● **DATA ROWS**
------------------------------------------------------------

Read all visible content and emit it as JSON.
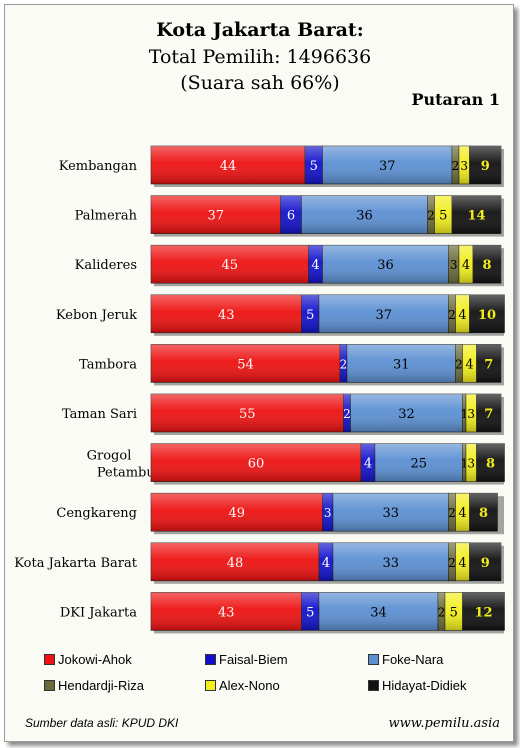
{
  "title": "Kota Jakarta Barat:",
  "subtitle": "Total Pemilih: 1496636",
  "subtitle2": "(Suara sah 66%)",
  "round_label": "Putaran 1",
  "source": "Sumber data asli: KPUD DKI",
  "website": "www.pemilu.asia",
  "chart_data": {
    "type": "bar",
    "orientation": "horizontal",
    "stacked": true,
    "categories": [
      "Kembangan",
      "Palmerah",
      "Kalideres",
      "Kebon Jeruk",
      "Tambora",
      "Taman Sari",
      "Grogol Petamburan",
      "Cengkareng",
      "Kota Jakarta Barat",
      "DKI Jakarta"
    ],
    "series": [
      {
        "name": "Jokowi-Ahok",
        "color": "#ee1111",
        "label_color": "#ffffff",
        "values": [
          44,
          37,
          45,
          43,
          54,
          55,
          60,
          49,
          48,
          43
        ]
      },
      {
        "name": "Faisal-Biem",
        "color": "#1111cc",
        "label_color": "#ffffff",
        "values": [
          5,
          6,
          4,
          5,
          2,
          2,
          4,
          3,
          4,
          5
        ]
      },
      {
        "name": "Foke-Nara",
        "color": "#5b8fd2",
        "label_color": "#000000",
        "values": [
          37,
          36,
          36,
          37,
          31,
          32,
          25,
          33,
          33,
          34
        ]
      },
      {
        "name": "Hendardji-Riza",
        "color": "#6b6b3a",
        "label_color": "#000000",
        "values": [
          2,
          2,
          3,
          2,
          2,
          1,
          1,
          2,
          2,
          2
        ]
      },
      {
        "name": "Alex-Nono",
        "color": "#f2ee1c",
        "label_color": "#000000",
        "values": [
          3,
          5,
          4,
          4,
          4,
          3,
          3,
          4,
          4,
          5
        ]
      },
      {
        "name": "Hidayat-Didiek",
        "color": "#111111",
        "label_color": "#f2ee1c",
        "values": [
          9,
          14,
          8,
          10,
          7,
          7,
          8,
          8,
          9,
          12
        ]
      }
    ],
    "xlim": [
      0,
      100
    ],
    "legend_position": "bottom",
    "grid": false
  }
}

------------------------------------------------------------

● **TASK TO CARRY OUT**
Reply with one number only: the count of lines in the entries that contain "Barat".

● **EXERCISE SOLUTION**
2